## BEGIN Passage shown
Meanwhile, Disney's turning into just another bloated corporation, and WDW itself is turning into just another theme park.

If they truly think their customers are replaceable, that's a sad state to be in. A business wants growth, not stagnation. Even if you're replacing every customer you lose, unless you can start keeping customers while getting those new ones, it's not healthy for the company.

In other words, just because we're replaceable, doesn't mean that them turning us off isn't potentially damaging.

How far do you think they can go and still maintain the success they expect?

Actually, it's typical throughout the hotel industry.
Snurk71 has confirmed at least a couple of times that it's the day before - until 10 by phone or 11:59 online.
He's confirmed once or twice, while two other people heard the opposite. We won't really know until these ADRs start happening and we get reports of when they were charged and when they weren't.

Besides, how can you (this is a general you) play the typical card with the method of charging resort rates, but the atypical card when dealing with dining policy? ;) (Where's that pot stirring thingy!)
## END Passage shown
## BEGIN Information given
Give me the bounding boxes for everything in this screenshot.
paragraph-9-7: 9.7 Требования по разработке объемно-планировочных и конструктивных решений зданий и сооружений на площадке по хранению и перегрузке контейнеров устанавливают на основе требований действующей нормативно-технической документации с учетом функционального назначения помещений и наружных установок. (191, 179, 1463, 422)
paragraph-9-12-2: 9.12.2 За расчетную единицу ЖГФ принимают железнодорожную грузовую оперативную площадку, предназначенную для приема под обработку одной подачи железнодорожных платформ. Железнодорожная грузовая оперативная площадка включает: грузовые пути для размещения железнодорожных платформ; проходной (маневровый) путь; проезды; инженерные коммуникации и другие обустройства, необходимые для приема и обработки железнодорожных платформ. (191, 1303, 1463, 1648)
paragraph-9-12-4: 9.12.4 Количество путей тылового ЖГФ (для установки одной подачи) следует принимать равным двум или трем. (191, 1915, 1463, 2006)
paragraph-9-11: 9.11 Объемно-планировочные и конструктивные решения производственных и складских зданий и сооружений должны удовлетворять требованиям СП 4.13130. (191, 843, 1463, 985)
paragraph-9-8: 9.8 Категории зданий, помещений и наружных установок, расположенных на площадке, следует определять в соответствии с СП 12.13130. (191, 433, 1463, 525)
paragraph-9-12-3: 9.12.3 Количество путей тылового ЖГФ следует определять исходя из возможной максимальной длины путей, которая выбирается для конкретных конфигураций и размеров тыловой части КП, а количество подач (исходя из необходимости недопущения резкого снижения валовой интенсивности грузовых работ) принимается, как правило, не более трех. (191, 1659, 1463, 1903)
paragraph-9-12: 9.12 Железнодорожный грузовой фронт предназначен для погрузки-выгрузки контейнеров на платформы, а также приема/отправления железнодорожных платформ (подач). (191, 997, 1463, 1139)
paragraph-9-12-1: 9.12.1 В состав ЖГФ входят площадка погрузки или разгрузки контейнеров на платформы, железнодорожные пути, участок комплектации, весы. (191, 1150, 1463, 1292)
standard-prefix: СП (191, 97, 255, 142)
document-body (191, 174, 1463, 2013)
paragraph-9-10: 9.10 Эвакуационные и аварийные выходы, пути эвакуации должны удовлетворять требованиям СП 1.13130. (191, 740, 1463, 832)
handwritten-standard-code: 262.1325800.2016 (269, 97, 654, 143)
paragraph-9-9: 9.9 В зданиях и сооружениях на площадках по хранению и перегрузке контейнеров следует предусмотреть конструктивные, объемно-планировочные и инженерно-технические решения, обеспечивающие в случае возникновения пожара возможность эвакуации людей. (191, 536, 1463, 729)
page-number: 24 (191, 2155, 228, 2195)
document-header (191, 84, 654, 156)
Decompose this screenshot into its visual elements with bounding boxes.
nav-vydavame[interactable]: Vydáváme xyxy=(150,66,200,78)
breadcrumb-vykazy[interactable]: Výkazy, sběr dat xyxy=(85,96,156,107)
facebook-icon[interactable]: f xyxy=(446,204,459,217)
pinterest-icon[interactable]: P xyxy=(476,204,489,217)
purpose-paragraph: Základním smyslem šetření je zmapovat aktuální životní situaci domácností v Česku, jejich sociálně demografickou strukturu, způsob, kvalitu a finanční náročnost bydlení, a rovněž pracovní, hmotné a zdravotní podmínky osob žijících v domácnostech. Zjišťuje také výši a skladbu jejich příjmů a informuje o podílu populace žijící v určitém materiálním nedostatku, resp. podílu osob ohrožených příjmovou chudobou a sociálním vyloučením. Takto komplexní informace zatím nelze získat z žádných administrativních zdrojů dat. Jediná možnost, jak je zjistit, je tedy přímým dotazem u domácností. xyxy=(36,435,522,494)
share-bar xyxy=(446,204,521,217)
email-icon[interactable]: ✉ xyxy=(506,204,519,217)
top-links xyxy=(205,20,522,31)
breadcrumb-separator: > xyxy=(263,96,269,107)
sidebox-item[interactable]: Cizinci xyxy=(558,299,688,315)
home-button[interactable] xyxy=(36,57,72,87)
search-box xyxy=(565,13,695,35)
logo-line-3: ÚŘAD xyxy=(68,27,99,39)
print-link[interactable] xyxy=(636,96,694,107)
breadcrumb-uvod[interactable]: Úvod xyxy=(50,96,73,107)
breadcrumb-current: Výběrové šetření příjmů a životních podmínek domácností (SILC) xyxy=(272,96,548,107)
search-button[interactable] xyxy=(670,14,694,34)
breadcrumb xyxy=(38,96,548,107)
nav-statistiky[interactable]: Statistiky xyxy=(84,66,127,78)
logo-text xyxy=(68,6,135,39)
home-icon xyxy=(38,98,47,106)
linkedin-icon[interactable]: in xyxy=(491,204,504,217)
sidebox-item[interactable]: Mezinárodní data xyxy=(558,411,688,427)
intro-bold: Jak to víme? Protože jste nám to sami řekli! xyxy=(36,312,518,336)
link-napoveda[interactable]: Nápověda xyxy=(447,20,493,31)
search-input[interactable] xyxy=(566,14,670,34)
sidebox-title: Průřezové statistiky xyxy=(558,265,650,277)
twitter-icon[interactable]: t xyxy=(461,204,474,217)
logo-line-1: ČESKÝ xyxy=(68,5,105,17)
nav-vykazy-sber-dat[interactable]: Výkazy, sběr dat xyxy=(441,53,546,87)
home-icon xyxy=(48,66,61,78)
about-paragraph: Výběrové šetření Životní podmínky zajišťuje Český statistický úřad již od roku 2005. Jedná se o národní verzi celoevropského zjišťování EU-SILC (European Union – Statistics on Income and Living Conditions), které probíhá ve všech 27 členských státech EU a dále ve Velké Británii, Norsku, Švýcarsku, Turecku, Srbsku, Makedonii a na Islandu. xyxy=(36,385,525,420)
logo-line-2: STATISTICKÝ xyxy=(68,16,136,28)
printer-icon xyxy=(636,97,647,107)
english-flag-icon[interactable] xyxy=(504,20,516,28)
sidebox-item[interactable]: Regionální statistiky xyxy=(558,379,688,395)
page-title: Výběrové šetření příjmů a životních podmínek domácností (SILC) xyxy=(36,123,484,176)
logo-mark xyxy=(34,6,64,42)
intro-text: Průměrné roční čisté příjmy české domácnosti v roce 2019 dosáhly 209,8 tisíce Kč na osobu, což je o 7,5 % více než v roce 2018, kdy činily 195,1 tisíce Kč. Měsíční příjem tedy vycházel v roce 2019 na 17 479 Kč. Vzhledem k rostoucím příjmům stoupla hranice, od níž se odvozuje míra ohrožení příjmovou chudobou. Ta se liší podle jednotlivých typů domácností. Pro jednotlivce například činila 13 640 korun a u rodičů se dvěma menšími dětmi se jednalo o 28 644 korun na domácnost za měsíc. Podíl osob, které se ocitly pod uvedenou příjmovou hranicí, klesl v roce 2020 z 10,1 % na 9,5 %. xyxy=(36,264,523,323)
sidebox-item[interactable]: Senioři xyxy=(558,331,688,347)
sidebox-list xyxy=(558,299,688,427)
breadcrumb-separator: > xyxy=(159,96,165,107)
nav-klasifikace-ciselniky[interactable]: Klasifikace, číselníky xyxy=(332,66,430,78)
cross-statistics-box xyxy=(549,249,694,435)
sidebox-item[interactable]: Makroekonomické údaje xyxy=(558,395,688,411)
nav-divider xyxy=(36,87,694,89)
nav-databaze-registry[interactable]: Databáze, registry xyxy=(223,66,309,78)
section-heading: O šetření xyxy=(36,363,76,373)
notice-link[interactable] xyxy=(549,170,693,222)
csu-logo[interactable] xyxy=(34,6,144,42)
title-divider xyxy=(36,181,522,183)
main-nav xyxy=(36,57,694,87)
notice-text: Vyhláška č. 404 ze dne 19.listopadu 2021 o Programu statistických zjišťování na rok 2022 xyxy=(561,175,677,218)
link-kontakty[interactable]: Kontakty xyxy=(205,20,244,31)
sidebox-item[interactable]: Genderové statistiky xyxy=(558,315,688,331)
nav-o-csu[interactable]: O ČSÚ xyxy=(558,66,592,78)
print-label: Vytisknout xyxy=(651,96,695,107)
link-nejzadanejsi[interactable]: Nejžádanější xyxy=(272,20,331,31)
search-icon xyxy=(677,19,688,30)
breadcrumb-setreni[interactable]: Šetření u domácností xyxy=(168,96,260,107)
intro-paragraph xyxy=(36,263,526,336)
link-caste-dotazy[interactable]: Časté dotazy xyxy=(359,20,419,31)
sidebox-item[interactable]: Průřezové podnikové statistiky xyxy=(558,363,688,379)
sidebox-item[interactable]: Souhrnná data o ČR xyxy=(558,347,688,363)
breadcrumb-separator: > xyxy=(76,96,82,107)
## END Information given
• _Aim_:
Write out everything in the Disney passage from "In other words, just" down to "pot stirring thingy!)", with no changes. The material above has no connection to the Disney passage.

• _Answer to this problem_:
In other words, just because we're replaceable, doesn't mean that them turning us off isn't potentially damaging.

How far do you think they can go and still maintain the success they expect?

Actually, it's typical throughout the hotel industry.
Snurk71 has confirmed at least a couple of times that it's the day before - until 10 by phone or 11:59 online.
He's confirmed once or twice, while two other people heard the opposite. We won't really know until these ADRs start happening and we get reports of when they were charged and when they weren't.

Besides, how can you (this is a general you) play the typical card with the method of charging resort rates, but the atypical card when dealing with dining policy? ;) (Where's that pot stirring thingy!)